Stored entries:
┄┄┄┄┄┄

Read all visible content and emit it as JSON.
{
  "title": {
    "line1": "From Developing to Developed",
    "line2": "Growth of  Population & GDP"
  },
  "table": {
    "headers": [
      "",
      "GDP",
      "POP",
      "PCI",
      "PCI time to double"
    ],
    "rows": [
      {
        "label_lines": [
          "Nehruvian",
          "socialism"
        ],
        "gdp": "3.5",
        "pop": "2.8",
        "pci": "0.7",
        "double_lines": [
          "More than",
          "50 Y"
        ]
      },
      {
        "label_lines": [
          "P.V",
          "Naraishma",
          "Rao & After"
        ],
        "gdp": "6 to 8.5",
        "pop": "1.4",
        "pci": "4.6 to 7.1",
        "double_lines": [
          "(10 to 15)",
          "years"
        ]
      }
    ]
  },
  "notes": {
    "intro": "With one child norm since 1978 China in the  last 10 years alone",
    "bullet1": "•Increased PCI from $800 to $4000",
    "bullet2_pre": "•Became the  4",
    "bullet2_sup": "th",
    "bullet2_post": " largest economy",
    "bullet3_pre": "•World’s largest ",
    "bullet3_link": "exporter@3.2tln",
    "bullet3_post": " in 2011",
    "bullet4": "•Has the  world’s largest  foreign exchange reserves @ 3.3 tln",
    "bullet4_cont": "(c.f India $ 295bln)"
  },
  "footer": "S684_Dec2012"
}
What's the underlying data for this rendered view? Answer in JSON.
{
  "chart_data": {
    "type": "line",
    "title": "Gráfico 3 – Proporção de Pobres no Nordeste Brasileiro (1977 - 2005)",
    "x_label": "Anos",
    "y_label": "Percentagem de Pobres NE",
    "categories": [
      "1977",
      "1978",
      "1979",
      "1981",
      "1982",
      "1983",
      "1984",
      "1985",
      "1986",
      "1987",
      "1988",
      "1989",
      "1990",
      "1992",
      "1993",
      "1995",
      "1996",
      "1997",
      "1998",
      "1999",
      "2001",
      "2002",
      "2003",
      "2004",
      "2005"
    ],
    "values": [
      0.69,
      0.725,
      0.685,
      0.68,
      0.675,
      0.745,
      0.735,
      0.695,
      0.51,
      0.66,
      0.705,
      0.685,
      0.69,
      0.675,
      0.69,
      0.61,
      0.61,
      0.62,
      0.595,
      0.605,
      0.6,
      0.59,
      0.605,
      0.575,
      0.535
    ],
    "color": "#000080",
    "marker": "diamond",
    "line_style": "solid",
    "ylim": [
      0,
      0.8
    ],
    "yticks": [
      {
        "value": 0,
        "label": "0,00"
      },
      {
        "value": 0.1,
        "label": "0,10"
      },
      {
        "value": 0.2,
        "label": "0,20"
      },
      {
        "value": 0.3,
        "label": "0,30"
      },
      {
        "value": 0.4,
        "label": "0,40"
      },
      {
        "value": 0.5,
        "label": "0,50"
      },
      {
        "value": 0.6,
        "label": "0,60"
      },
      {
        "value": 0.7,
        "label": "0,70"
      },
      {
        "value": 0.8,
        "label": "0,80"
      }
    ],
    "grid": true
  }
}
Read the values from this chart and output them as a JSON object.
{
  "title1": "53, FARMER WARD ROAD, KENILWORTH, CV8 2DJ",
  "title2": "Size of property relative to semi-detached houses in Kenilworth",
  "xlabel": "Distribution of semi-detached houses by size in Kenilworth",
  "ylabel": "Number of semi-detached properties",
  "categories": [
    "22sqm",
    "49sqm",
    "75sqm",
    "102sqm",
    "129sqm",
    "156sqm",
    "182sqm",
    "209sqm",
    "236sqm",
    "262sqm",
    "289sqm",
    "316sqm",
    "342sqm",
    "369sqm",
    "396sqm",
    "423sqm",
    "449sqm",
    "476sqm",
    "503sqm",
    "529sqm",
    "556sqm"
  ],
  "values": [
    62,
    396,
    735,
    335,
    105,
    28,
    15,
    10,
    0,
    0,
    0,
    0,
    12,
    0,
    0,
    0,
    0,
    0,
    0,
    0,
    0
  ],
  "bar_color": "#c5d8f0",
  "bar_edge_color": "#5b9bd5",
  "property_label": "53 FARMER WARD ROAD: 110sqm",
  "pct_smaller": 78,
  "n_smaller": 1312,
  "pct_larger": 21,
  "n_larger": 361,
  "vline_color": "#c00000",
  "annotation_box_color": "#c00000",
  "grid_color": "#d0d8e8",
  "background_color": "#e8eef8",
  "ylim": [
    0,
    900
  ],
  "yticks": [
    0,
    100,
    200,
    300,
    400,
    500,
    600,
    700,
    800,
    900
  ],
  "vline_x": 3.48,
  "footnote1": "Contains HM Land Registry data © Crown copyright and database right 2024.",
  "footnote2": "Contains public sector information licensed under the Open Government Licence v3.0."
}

┄┄┄┄┄┄

Exercise requirements: Exactly as shown, repeat every record.

Result for this exercise:
Read all visible content and emit it as JSON.
{
  "title": {
    "line1": "From Developing to Developed",
    "line2": "Growth of  Population & GDP"
  },
  "table": {
    "headers": [
      "",
      "GDP",
      "POP",
      "PCI",
      "PCI time to double"
    ],
    "rows": [
      {
        "label_lines": [
          "Nehruvian",
          "socialism"
        ],
        "gdp": "3.5",
        "pop": "2.8",
        "pci": "0.7",
        "double_lines": [
          "More than",
          "50 Y"
        ]
      },
      {
        "label_lines": [
          "P.V",
          "Naraishma",
          "Rao & After"
        ],
        "gdp": "6 to 8.5",
        "pop": "1.4",
        "pci": "4.6 to 7.1",
        "double_lines": [
          "(10 to 15)",
          "years"
        ]
      }
    ]
  },
  "notes": {
    "intro": "With one child norm since 1978 China in the  last 10 years alone",
    "bullet1": "•Increased PCI from $800 to $4000",
    "bullet2_pre": "•Became the  4",
    "bullet2_sup": "th",
    "bullet2_post": " largest economy",
    "bullet3_pre": "•World’s largest ",
    "bullet3_link": "exporter@3.2tln",
    "bullet3_post": " in 2011",
    "bullet4": "•Has the  world’s largest  foreign exchange reserves @ 3.3 tln",
    "bullet4_cont": "(c.f India $ 295bln)"
  },
  "footer": "S684_Dec2012"
}
What's the underlying data for this rendered view? Answer in JSON.
{
  "chart_data": {
    "type": "line",
    "title": "Gráfico 3 – Proporção de Pobres no Nordeste Brasileiro (1977 - 2005)",
    "x_label": "Anos",
    "y_label": "Percentagem de Pobres NE",
    "categories": [
      "1977",
      "1978",
      "1979",
      "1981",
      "1982",
      "1983",
      "1984",
      "1985",
      "1986",
      "1987",
      "1988",
      "1989",
      "1990",
      "1992",
      "1993",
      "1995",
      "1996",
      "1997",
      "1998",
      "1999",
      "2001",
      "2002",
      "2003",
      "2004",
      "2005"
    ],
    "values": [
      0.69,
      0.725,
      0.685,
      0.68,
      0.675,
      0.745,
      0.735,
      0.695,
      0.51,
      0.66,
      0.705,
      0.685,
      0.69,
      0.675,
      0.69,
      0.61,
      0.61,
      0.62,
      0.595,
      0.605,
      0.6,
      0.59,
      0.605,
      0.575,
      0.535
    ],
    "color": "#000080",
    "marker": "diamond",
    "line_style": "solid",
    "ylim": [
      0,
      0.8
    ],
    "yticks": [
      {
        "value": 0,
        "label": "0,00"
      },
      {
        "value": 0.1,
        "label": "0,10"
      },
      {
        "value": 0.2,
        "label": "0,20"
      },
      {
        "value": 0.3,
        "label": "0,30"
      },
      {
        "value": 0.4,
        "label": "0,40"
      },
      {
        "value": 0.5,
        "label": "0,50"
      },
      {
        "value": 0.6,
        "label": "0,60"
      },
      {
        "value": 0.7,
        "label": "0,70"
      },
      {
        "value": 0.8,
        "label": "0,80"
      }
    ],
    "grid": true
  }
}
Read the values from this chart and output them as a JSON object.
{
  "title1": "53, FARMER WARD ROAD, KENILWORTH, CV8 2DJ",
  "title2": "Size of property relative to semi-detached houses in Kenilworth",
  "xlabel": "Distribution of semi-detached houses by size in Kenilworth",
  "ylabel": "Number of semi-detached properties",
  "categories": [
    "22sqm",
    "49sqm",
    "75sqm",
    "102sqm",
    "129sqm",
    "156sqm",
    "182sqm",
    "209sqm",
    "236sqm",
    "262sqm",
    "289sqm",
    "316sqm",
    "342sqm",
    "369sqm",
    "396sqm",
    "423sqm",
    "449sqm",
    "476sqm",
    "503sqm",
    "529sqm",
    "556sqm"
  ],
  "values": [
    62,
    396,
    735,
    335,
    105,
    28,
    15,
    10,
    0,
    0,
    0,
    0,
    12,
    0,
    0,
    0,
    0,
    0,
    0,
    0,
    0
  ],
  "bar_color": "#c5d8f0",
  "bar_edge_color": "#5b9bd5",
  "property_label": "53 FARMER WARD ROAD: 110sqm",
  "pct_smaller": 78,
  "n_smaller": 1312,
  "pct_larger": 21,
  "n_larger": 361,
  "vline_color": "#c00000",
  "annotation_box_color": "#c00000",
  "grid_color": "#d0d8e8",
  "background_color": "#e8eef8",
  "ylim": [
    0,
    900
  ],
  "yticks": [
    0,
    100,
    200,
    300,
    400,
    500,
    600,
    700,
    800,
    900
  ],
  "vline_x": 3.48,
  "footnote1": "Contains HM Land Registry data © Crown copyright and database right 2024.",
  "footnote2": "Contains public sector information licensed under the Open Government Licence v3.0."
}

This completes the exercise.